======== Material for the task

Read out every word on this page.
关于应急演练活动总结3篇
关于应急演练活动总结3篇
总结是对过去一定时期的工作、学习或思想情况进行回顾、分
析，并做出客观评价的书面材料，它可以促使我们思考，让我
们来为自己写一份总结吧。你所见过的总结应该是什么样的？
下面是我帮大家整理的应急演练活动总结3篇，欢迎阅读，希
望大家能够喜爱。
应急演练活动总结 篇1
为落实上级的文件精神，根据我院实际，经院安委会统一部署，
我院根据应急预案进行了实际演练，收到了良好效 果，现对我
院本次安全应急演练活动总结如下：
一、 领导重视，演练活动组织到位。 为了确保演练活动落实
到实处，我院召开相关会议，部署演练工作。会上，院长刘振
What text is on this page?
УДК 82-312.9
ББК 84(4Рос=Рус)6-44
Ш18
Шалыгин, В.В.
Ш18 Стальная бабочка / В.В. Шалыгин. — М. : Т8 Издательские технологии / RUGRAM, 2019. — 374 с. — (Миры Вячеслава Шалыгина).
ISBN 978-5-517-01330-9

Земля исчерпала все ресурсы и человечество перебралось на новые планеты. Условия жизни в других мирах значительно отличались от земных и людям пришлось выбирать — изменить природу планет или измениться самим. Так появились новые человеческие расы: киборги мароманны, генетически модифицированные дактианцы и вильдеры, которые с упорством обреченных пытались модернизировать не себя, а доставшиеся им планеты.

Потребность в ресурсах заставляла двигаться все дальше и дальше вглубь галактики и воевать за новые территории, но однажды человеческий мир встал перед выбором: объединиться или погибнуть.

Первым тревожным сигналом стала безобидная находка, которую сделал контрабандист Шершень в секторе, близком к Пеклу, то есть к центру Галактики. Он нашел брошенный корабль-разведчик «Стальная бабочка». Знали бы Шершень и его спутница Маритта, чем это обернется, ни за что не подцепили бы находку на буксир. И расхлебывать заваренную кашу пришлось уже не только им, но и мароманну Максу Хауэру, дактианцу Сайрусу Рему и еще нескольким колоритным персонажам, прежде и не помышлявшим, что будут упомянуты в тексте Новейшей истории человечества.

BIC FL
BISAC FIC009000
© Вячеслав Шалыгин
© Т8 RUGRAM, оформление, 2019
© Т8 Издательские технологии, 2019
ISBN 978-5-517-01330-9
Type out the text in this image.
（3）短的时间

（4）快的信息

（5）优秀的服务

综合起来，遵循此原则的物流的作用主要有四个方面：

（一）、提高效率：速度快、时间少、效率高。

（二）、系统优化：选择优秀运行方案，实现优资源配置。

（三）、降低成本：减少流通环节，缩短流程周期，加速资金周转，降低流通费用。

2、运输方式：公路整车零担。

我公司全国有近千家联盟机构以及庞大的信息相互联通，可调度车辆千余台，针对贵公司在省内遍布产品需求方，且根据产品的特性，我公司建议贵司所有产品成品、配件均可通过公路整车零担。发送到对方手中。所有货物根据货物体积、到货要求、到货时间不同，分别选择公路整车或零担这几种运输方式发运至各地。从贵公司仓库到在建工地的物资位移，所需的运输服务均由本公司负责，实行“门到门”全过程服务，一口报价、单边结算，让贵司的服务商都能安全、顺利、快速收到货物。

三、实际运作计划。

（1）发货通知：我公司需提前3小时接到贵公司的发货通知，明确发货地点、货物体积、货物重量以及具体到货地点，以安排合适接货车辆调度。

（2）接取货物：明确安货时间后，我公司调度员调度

================

Directions for this task | Reproduce each entry above exactly, keeping every word.

Solution for this task |
Read out every word on this page.
关于应急演练活动总结3篇
关于应急演练活动总结3篇
总结是对过去一定时期的工作、学习或思想情况进行回顾、分
析，并做出客观评价的书面材料，它可以促使我们思考，让我
们来为自己写一份总结吧。你所见过的总结应该是什么样的？
下面是我帮大家整理的应急演练活动总结3篇，欢迎阅读，希
望大家能够喜爱。
应急演练活动总结 篇1
为落实上级的文件精神，根据我院实际，经院安委会统一部署，
我院根据应急预案进行了实际演练，收到了良好效 果，现对我
院本次安全应急演练活动总结如下：
一、 领导重视，演练活动组织到位。 为了确保演练活动落实
到实处，我院召开相关会议，部署演练工作。会上，院长刘振
What text is on this page?
УДК 82-312.9
ББК 84(4Рос=Рус)6-44
Ш18
Шалыгин, В.В.
Ш18 Стальная бабочка / В.В. Шалыгин. — М. : Т8 Издательские технологии / RUGRAM, 2019. — 374 с. — (Миры Вячеслава Шалыгина).
ISBN 978-5-517-01330-9

Земля исчерпала все ресурсы и человечество перебралось на новые планеты. Условия жизни в других мирах значительно отличались от земных и людям пришлось выбирать — изменить природу планет или измениться самим. Так появились новые человеческие расы: киборги мароманны, генетически модифицированные дактианцы и вильдеры, которые с упорством обреченных пытались модернизировать не себя, а доставшиеся им планеты.

Потребность в ресурсах заставляла двигаться все дальше и дальше вглубь галактики и воевать за новые территории, но однажды человеческий мир встал перед выбором: объединиться или погибнуть.

Первым тревожным сигналом стала безобидная находка, которую сделал контрабандист Шершень в секторе, близком к Пеклу, то есть к центру Галактики. Он нашел брошенный корабль-разведчик «Стальная бабочка». Знали бы Шершень и его спутница Маритта, чем это обернется, ни за что не подцепили бы находку на буксир. И расхлебывать заваренную кашу пришлось уже не только им, но и мароманну Максу Хауэру, дактианцу Сайрусу Рему и еще нескольким колоритным персонажам, прежде и не помышлявшим, что будут упомянуты в тексте Новейшей истории человечества.

BIC FL
BISAC FIC009000
© Вячеслав Шалыгин
© Т8 RUGRAM, оформление, 2019
© Т8 Издательские технологии, 2019
ISBN 978-5-517-01330-9
Type out the text in this image.
（3）短的时间

（4）快的信息

（5）优秀的服务

综合起来，遵循此原则的物流的作用主要有四个方面：

（一）、提高效率：速度快、时间少、效率高。

（二）、系统优化：选择优秀运行方案，实现优资源配置。

（三）、降低成本：减少流通环节，缩短流程周期，加速资金周转，降低流通费用。

2、运输方式：公路整车零担。

我公司全国有近千家联盟机构以及庞大的信息相互联通，可调度车辆千余台，针对贵公司在省内遍布产品需求方，且根据产品的特性，我公司建议贵司所有产品成品、配件均可通过公路整车零担。发送到对方手中。所有货物根据货物体积、到货要求、到货时间不同，分别选择公路整车或零担这几种运输方式发运至各地。从贵公司仓库到在建工地的物资位移，所需的运输服务均由本公司负责，实行“门到门”全过程服务，一口报价、单边结算，让贵司的服务商都能安全、顺利、快速收到货物。

三、实际运作计划。

（1）发货通知：我公司需提前3小时接到贵公司的发货通知，明确发货地点、货物体积、货物重量以及具体到货地点，以安排合适接货车辆调度。

（2）接取货物：明确安货时间后，我公司调度员调度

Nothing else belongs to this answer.